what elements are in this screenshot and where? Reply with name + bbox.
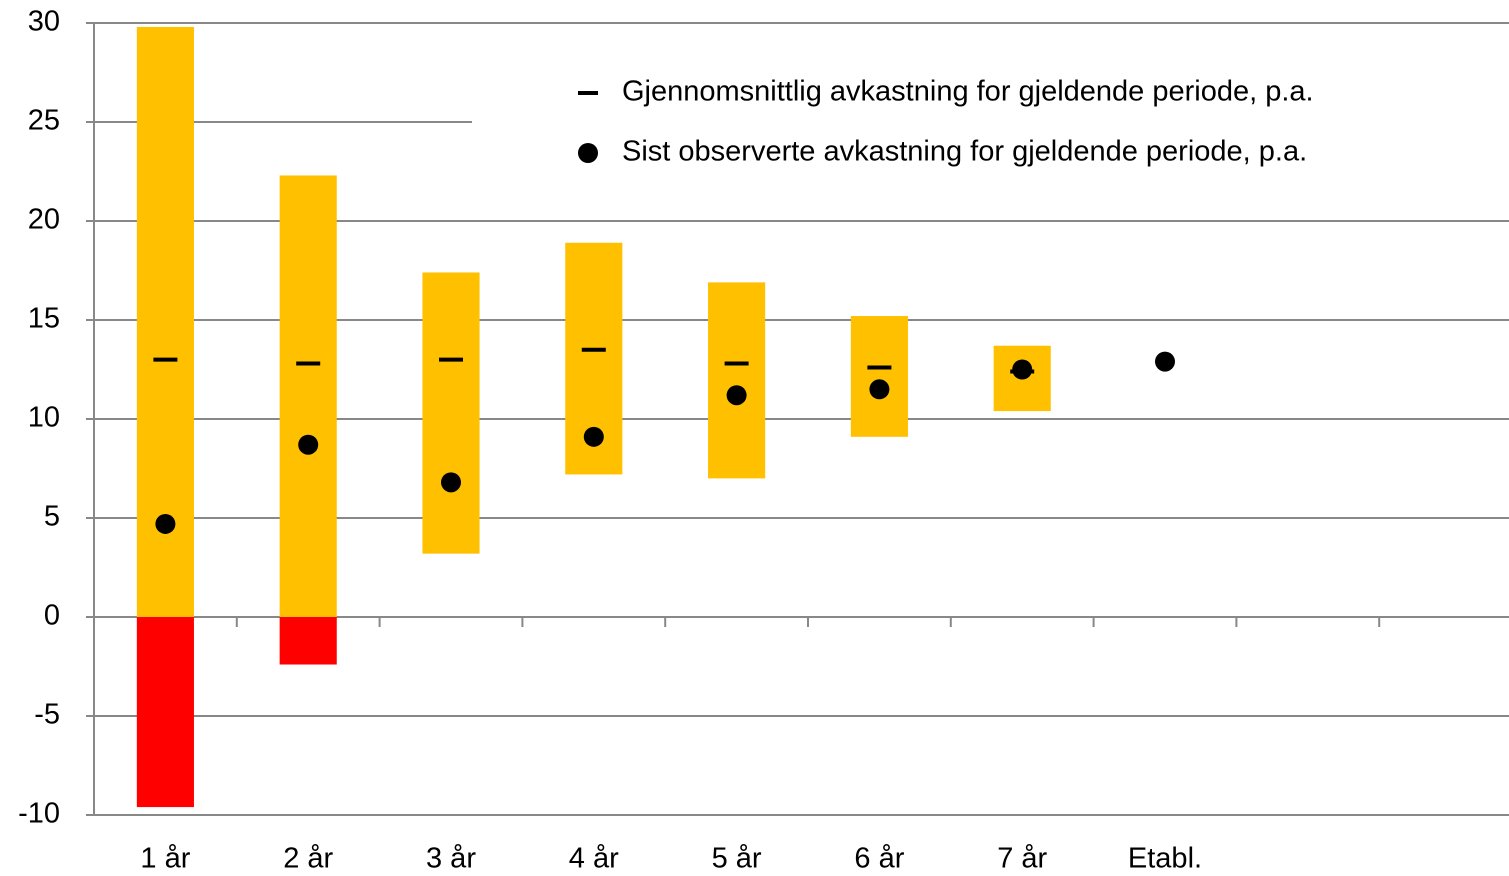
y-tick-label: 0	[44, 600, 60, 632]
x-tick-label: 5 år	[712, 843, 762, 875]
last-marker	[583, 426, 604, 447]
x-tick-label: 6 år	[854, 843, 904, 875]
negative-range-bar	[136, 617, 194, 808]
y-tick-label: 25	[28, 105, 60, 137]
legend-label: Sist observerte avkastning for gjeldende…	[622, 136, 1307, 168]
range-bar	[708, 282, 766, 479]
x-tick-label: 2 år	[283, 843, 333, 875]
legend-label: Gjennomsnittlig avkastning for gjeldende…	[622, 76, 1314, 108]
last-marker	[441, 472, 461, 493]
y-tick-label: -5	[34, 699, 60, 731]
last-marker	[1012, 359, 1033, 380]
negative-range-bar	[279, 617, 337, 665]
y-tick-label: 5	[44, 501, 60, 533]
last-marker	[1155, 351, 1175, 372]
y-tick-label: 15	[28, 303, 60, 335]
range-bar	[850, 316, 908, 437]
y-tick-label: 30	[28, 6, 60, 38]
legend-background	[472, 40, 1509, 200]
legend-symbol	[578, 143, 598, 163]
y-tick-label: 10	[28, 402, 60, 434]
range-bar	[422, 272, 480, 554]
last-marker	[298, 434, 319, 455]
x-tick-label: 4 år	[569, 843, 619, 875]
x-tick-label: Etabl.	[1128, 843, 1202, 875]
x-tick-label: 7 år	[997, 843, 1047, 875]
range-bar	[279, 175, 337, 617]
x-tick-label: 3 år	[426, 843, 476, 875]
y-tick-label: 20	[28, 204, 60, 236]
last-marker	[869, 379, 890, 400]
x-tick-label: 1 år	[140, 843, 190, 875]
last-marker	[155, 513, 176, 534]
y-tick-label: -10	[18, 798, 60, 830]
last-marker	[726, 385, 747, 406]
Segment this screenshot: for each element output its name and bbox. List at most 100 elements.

------------------------

Recast the rows above as a Markdown table with two columns, No. and Line, putting each line in order with its number and skipping blank lines. Leave the pictures out of the table.

| No. | Line |
|---|---|
| 1 | what elements are in this screenshot and where? Reply with name + bbox. |
| 2 | y-tick-label: 0	[44, 600, 60, 632] |
| 3 | x-tick-label: 5 år	[712, 843, 762, 875] |
| 4 | last-marker	[583, 426, 604, 447] |
| 5 | x-tick-label: 6 år	[854, 843, 904, 875] |
| 6 | negative-range-bar	[136, 617, 194, 808] |
| 7 | y-tick-label: 25	[28, 105, 60, 137] |
| 8 | legend-label: Sist observerte avkastning for gjeldende…	[622, 136, 1307, 168] |
| 9 | range-bar	[708, 282, 766, 479] |
| 10 | x-tick-label: 2 år	[283, 843, 333, 875] |
| 11 | legend-label: Gjennomsnittlig avkastning for gjeldende…	[622, 76, 1314, 108] |
| 12 | last-marker	[441, 472, 461, 493] |
| 13 | y-tick-label: -5	[34, 699, 60, 731] |
| 14 | last-marker	[1012, 359, 1033, 380] |
| 15 | negative-range-bar	[279, 617, 337, 665] |
| 16 | y-tick-label: 5	[44, 501, 60, 533] |
| 17 | last-marker	[1155, 351, 1175, 372] |
| 18 | y-tick-label: 15	[28, 303, 60, 335] |
| 19 | range-bar	[850, 316, 908, 437] |
| 20 | y-tick-label: 30	[28, 6, 60, 38] |
| 21 | legend-background	[472, 40, 1509, 200] |
| 22 | legend-symbol	[578, 143, 598, 163] |
| 23 | y-tick-label: 10	[28, 402, 60, 434] |
| 24 | range-bar	[422, 272, 480, 554] |
| 25 | last-marker	[298, 434, 319, 455] |
| 26 | x-tick-label: 4 år	[569, 843, 619, 875] |
| 27 | x-tick-label: Etabl.	[1128, 843, 1202, 875] |
| 28 | x-tick-label: 7 år	[997, 843, 1047, 875] |
| 29 | range-bar	[279, 175, 337, 617] |
| 30 | x-tick-label: 3 år	[426, 843, 476, 875] |
| 31 | y-tick-label: 20	[28, 204, 60, 236] |
| 32 | last-marker	[869, 379, 890, 400] |
| 33 | x-tick-label: 1 år	[140, 843, 190, 875] |
| 34 | last-marker	[155, 513, 176, 534] |
| 35 | y-tick-label: -10	[18, 798, 60, 830] |
| 36 | last-marker	[726, 385, 747, 406] |
| 37 | Segment this screenshot: for each element output its name and bbox. List at most 100 elements. |